**ESERCIZIO BREVE 1:** Nei record, dalla prima riga fino a quella con "y-axis-label: Pressure(hPa) [24, 1627, 54, 1803]" compresa, puoi cambiare "colorbar-swatch" in "color-swatch" e riportare soltanto quelle righe, lasciando invariato tutto il resto?

**BRANO DI TESTO:**
--- --- ---
Avevamo la Luna - L'italia del miracolo sfiorato, cinquant'anni dopo - 
di Michele Mezza - Donzelli Editore 2013

questo libro è collegato ad una sperimentazione di Drammaturgia della Rete di Stefano Panunzi, che grazie ad un sito collaborativo curato da Carlo Monti e Fabio Pulcini, proseguirà la narrazione del libro in modalità cross-mediale partecipata, partendo da due Cronotopi, punti di ingresso in una rete spazio-temporale che sarà progressivamente densificata. La guida per inoltrarsi in questa struttura labirintica utilizza alcuni fatti, oggetti, luoghi o persone, che emergeranno nel testo come pietre d'inciampo del racconto, per la loro capacità di deviarci inaspettatamente, riportandoci al punto di partenza dal quale siamo entrati, unico punto di uscita dal labirinto.
--- --- ---
**ESERCIZIO BREVE 2:** Puoi ricopiare per intero e senza alcuna modifica il testo sul libro "Avevamo la Luna"?
--- --- ---
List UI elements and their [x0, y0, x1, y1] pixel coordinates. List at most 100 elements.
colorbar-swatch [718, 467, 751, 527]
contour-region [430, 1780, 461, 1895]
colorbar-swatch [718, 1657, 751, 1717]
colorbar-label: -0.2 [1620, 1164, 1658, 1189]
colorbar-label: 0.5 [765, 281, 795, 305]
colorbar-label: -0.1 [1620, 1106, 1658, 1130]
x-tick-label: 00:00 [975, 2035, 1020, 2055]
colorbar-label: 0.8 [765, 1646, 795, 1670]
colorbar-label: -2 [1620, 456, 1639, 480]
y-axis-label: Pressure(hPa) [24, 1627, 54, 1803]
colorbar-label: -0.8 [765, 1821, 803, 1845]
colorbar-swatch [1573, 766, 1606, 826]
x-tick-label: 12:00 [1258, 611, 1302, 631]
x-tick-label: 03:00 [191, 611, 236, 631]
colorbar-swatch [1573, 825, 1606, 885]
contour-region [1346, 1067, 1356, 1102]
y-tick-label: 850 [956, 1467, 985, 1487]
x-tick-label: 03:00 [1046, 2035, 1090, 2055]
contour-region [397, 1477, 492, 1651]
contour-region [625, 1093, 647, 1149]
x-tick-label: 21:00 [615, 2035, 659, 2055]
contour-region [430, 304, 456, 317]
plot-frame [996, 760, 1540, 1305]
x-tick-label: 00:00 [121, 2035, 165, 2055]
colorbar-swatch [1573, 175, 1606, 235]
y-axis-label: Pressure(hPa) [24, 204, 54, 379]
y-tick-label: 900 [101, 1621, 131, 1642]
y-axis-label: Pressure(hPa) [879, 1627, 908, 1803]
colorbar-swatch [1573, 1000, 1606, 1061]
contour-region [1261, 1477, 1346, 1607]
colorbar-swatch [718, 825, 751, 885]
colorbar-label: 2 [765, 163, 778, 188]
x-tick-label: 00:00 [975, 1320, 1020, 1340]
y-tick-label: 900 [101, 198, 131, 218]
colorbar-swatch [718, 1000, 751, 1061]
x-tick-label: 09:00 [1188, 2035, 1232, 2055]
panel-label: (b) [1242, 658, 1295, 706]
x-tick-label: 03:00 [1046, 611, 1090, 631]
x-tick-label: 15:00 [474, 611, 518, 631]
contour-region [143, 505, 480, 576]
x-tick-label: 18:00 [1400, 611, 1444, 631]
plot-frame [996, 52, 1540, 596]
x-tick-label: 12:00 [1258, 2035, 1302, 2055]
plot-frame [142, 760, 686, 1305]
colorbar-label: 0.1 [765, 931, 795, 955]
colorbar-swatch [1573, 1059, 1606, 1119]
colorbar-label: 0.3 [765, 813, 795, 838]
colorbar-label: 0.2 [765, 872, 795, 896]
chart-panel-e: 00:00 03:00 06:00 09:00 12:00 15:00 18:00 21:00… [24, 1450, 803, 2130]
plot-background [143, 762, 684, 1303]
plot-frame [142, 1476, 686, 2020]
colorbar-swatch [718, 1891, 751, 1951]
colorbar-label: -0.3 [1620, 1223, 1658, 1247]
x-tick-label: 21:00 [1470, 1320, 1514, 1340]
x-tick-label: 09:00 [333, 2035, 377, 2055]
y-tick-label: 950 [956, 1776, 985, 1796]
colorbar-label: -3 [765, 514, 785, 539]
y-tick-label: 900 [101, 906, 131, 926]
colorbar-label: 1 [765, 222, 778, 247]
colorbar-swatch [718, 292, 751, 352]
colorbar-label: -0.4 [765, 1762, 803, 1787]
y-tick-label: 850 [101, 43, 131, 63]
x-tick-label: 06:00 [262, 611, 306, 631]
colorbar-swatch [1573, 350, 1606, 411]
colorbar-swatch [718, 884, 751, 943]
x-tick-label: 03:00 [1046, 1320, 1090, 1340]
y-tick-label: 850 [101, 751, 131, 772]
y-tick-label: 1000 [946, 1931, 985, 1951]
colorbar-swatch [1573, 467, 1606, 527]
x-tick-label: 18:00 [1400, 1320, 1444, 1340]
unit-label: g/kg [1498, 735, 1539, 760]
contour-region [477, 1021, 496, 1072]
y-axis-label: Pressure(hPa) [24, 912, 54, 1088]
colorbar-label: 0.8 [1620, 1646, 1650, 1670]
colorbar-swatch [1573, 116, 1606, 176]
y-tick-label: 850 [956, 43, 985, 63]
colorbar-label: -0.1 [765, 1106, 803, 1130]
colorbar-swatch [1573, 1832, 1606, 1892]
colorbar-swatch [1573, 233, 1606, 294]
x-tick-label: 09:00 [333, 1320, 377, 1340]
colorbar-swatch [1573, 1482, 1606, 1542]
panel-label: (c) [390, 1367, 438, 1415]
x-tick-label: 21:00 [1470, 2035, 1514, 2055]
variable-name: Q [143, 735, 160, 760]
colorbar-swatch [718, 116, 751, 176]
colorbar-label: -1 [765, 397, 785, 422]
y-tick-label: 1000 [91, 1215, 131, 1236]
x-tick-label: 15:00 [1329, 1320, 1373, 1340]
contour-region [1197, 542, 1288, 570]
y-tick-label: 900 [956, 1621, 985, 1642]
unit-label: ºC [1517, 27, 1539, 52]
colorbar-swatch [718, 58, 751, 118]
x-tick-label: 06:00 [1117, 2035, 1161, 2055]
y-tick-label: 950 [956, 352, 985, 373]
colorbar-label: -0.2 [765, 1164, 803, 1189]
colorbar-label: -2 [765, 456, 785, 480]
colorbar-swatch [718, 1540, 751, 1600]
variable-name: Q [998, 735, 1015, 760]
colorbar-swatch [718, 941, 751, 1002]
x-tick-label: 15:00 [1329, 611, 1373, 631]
--- --- ---
**RISPOSTA SCRITTA 1:**
List UI elements and their [x0, y0, x1, y1] pixel coordinates. List at most 100 elements.
color-swatch [718, 467, 751, 527]
contour-region [430, 1780, 461, 1895]
color-swatch [718, 1657, 751, 1717]
colorbar-label: -0.2 [1620, 1164, 1658, 1189]
colorbar-label: 0.5 [765, 281, 795, 305]
colorbar-label: -0.1 [1620, 1106, 1658, 1130]
x-tick-label: 00:00 [975, 2035, 1020, 2055]
colorbar-label: 0.8 [765, 1646, 795, 1670]
colorbar-label: -2 [1620, 456, 1639, 480]
y-axis-label: Pressure(hPa) [24, 1627, 54, 1803]

**RISPOSTA SCRITTA 2:**
Avevamo la Luna - L'italia del miracolo sfiorato, cinquant'anni dopo - 
di Michele Mezza - Donzelli Editore 2013

questo libro è collegato ad una sperimentazione di Drammaturgia della Rete di Stefano Panunzi, che grazie ad un sito collaborativo curato da Carlo Monti e Fabio Pulcini, proseguirà la narrazione del libro in modalità cross-mediale partecipata, partendo da due Cronotopi, punti di ingresso in una rete spazio-temporale che sarà progressivamente densificata. La guida per inoltrarsi in questa struttura labirintica utilizza alcuni fatti, oggetti, luoghi o persone, che emergeranno nel testo come pietre d'inciampo del racconto, per la loro capacità di deviarci inaspettatamente, riportandoci al punto di partenza dal quale siamo entrati, unico punto di uscita dal labirinto.